— Begin —
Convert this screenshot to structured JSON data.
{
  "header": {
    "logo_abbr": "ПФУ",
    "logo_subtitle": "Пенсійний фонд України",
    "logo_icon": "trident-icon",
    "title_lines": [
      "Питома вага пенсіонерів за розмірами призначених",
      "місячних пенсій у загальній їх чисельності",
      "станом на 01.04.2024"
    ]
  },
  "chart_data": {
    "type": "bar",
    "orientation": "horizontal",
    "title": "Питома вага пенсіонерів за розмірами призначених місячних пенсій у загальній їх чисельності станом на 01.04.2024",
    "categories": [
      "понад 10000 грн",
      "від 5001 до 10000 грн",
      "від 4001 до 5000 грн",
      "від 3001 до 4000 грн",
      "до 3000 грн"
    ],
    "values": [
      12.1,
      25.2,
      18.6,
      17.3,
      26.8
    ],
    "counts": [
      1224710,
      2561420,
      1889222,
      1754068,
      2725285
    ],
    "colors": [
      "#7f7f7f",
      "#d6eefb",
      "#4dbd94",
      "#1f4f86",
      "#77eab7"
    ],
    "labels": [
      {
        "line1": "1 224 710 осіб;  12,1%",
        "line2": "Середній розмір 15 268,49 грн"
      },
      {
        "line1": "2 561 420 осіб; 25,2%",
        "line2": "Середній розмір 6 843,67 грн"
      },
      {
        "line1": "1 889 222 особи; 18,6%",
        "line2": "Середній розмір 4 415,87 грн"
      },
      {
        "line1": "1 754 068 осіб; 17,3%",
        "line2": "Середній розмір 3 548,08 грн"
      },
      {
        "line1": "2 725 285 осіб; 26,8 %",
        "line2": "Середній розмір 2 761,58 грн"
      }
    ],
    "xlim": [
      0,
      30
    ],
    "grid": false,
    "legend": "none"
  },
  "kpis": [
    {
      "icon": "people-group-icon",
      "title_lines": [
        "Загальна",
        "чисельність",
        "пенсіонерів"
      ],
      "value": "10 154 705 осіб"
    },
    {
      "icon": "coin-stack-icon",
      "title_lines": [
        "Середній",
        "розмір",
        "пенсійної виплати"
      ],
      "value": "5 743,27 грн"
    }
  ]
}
— End —
From the data, list each line in which the string "станом" appears.

**RESPONSE TO THIS TASK:**
      "станом на 01.04.2024"
    "title": "Питома вага пенсіонерів за розмірами призначених місячних пенсій у загальній їх чисельності станом на 01.04.2024",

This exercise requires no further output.